What is asked:
Show all lines of the listing that hold the word "Classifier".
[Records provided start]
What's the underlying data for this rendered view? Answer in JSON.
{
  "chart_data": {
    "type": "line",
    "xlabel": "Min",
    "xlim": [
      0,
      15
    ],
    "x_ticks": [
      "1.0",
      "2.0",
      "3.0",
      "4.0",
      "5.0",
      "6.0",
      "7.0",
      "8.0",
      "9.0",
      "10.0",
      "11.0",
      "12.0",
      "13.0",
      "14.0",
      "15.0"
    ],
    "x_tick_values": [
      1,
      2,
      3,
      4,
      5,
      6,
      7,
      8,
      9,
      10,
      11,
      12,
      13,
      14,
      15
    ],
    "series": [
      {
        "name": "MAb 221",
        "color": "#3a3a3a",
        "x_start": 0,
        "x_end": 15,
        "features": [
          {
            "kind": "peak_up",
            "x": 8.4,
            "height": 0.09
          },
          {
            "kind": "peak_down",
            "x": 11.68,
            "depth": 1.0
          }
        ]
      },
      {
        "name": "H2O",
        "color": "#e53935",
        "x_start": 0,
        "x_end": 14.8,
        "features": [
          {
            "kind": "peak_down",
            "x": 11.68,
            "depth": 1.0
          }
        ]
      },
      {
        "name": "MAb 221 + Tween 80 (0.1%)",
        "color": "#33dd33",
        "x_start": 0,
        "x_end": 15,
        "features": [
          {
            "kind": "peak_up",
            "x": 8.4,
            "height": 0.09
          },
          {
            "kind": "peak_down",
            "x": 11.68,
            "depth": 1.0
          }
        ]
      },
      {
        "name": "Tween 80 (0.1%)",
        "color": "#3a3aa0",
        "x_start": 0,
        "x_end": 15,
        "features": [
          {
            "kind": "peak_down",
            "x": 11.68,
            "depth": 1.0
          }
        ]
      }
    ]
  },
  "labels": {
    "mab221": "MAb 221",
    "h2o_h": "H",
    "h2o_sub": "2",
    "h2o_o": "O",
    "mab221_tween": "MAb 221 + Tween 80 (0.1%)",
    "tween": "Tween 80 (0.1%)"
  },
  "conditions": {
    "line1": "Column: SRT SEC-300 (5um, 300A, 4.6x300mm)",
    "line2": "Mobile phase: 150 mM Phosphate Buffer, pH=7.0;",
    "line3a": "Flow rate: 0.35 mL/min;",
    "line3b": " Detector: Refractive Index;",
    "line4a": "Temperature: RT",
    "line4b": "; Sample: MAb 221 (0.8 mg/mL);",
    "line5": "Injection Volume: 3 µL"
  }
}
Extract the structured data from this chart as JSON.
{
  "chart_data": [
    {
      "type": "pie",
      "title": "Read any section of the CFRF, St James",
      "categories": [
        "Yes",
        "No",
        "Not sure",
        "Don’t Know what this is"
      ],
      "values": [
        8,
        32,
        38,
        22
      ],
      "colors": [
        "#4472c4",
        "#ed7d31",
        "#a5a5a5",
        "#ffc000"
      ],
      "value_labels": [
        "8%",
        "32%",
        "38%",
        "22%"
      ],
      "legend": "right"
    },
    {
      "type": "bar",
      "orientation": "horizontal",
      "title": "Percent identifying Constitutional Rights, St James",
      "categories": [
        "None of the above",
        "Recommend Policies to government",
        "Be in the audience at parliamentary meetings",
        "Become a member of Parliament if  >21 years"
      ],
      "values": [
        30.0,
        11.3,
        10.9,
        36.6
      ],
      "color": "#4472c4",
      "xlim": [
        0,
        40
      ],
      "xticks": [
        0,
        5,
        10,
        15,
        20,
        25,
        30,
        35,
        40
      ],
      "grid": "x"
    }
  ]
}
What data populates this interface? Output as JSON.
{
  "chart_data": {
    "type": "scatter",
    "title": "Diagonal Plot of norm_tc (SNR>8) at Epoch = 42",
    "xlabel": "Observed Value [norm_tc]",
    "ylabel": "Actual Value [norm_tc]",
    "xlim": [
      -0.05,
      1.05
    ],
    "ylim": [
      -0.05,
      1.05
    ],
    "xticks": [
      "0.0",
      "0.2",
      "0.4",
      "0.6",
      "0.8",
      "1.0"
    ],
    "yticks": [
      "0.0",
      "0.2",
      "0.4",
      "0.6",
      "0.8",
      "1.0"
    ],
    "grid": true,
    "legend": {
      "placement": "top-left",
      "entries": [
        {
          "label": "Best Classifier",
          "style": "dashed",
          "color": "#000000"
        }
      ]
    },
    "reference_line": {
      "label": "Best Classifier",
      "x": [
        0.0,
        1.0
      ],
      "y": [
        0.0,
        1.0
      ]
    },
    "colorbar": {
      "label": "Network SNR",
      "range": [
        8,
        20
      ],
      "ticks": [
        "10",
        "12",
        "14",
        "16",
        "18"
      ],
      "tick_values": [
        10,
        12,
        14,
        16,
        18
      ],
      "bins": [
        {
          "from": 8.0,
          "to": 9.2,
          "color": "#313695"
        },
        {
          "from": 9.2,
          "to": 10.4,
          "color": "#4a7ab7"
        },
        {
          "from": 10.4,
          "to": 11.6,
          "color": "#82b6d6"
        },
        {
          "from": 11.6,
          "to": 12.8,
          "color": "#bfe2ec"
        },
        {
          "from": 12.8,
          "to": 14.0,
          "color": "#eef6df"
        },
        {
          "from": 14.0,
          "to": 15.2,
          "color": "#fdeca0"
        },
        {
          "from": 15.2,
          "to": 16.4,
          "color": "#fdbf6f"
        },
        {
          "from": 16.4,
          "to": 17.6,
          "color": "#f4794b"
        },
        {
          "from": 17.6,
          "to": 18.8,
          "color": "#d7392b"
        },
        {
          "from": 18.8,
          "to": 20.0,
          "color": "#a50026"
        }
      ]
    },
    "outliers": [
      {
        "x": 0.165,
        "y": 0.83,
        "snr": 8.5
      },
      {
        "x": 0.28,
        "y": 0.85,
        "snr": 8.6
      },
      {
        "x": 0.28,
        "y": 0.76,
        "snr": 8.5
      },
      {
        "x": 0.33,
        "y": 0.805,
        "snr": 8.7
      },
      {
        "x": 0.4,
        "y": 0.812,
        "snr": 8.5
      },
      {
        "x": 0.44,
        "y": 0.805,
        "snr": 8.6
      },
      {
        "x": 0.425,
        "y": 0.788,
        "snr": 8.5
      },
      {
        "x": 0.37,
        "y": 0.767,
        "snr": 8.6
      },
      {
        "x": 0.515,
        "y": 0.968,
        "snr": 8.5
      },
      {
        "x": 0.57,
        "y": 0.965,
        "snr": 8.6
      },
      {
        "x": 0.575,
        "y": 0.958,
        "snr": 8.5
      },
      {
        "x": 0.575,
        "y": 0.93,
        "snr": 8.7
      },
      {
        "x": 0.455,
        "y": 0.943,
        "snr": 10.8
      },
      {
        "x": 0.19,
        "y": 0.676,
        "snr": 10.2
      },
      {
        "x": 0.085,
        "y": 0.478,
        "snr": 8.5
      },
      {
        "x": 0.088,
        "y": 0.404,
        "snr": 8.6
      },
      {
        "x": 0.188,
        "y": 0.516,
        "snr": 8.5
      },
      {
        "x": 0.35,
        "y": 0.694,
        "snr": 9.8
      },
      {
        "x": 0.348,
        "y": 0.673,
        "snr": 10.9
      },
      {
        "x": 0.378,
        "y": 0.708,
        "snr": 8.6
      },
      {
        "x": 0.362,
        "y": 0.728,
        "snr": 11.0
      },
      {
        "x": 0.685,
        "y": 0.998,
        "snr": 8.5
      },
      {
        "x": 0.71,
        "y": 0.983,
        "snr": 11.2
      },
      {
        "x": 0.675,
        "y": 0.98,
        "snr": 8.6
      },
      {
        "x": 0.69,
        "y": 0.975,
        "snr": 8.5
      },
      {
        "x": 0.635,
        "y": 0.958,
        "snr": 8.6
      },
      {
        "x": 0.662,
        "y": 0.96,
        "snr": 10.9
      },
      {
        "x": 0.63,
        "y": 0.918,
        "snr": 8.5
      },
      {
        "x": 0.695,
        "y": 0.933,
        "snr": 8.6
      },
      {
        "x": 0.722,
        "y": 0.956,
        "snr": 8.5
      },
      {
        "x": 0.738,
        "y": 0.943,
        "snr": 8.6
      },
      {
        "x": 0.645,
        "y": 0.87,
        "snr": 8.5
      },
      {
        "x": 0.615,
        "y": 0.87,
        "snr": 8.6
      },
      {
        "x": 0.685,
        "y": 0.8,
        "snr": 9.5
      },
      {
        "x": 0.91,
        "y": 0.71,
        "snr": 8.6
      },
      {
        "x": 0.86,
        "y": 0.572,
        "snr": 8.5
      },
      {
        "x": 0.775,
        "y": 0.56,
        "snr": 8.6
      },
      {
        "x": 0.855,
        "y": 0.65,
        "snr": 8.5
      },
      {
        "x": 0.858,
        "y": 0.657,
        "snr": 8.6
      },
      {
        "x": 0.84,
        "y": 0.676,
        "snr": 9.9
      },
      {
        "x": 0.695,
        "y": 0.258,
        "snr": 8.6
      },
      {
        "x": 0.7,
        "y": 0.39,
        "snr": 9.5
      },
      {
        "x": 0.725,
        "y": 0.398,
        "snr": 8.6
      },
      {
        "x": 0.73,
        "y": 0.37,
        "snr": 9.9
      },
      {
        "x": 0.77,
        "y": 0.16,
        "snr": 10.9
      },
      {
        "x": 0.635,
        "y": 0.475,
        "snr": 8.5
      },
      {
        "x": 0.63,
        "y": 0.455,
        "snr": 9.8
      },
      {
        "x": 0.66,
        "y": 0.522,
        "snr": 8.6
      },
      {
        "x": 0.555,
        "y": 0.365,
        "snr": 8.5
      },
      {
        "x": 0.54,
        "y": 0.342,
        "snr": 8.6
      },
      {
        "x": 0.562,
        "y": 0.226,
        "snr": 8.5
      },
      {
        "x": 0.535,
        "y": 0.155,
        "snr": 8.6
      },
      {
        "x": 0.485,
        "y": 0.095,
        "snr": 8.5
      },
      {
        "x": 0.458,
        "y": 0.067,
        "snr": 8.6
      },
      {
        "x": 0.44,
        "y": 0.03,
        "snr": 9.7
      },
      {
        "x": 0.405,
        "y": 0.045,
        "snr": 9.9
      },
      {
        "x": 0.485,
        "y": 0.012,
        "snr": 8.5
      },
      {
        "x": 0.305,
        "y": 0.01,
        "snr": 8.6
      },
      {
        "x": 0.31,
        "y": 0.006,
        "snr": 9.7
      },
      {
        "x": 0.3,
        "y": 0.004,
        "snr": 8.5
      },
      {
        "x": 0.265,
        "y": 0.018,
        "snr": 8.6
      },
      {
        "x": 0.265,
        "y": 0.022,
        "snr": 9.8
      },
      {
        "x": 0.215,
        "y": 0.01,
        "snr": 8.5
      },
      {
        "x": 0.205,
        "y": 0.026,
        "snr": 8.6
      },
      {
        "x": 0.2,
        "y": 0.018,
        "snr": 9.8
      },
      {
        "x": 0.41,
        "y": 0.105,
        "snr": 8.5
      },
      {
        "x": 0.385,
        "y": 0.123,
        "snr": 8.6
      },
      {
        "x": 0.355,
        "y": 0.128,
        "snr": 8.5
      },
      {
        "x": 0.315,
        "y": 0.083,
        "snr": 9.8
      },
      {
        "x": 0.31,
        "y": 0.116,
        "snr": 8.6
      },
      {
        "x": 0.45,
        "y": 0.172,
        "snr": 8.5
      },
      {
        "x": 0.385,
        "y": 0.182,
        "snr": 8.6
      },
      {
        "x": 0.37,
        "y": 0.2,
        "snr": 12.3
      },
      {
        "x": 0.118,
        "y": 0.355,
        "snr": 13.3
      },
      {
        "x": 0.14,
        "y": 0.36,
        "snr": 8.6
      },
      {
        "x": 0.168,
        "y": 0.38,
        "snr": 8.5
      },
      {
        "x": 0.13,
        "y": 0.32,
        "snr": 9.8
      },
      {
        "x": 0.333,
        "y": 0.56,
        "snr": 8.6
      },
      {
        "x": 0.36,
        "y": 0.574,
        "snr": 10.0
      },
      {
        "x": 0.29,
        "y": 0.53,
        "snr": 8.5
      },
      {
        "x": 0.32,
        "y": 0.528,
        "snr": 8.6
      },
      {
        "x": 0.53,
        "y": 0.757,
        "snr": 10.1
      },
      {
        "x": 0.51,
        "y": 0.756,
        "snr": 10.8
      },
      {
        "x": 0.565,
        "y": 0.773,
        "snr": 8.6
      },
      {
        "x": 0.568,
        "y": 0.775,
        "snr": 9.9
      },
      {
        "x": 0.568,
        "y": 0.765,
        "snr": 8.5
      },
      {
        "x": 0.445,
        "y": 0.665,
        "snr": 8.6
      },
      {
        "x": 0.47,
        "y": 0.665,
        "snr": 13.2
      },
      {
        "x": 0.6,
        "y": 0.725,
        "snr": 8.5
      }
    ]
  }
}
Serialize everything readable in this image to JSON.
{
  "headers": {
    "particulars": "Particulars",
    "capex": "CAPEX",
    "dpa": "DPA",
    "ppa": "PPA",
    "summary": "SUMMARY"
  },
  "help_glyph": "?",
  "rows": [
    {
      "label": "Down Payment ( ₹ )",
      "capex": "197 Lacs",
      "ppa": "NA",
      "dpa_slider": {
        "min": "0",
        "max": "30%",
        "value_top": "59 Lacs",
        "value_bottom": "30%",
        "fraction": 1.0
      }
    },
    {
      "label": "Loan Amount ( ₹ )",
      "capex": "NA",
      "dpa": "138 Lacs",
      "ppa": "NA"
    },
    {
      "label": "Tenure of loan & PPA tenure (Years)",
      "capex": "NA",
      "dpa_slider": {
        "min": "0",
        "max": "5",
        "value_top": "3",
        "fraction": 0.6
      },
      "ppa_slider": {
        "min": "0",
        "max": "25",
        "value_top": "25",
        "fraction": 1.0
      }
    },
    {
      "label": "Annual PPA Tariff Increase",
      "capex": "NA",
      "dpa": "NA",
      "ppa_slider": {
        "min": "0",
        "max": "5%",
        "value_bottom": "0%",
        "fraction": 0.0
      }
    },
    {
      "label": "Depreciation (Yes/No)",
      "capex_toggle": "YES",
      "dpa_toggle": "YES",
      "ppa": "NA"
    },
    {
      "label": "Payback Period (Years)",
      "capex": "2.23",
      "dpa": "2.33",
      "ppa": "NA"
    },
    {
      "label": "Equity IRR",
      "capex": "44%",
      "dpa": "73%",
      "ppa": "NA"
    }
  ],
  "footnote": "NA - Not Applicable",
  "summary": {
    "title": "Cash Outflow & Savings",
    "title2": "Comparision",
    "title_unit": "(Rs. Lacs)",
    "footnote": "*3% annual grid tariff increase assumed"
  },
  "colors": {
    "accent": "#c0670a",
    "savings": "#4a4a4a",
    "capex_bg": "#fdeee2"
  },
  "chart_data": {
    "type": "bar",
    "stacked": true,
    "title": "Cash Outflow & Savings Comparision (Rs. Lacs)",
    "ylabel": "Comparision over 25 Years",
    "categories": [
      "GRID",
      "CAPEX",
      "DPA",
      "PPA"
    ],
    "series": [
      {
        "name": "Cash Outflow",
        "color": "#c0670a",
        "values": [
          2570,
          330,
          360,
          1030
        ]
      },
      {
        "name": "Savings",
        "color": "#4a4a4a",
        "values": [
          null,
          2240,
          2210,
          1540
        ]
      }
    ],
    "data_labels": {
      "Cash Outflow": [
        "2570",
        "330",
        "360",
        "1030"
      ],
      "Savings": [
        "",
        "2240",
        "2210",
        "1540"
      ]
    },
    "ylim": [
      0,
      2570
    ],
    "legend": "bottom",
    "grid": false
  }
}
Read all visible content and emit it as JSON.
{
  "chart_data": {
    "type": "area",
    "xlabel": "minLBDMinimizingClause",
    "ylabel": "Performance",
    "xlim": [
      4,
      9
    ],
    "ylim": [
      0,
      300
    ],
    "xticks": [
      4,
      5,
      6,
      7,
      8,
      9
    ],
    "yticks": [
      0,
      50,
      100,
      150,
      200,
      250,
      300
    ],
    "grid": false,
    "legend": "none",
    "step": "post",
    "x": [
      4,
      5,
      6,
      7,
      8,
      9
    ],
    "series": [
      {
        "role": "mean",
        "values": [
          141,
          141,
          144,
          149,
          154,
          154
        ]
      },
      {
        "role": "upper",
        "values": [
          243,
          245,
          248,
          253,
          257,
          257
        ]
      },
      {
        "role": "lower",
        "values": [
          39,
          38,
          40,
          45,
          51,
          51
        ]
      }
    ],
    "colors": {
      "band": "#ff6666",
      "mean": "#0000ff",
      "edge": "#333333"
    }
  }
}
[Records provided end]
Complete answer:
          "label": "Best Classifier",
      "label": "Best Classifier",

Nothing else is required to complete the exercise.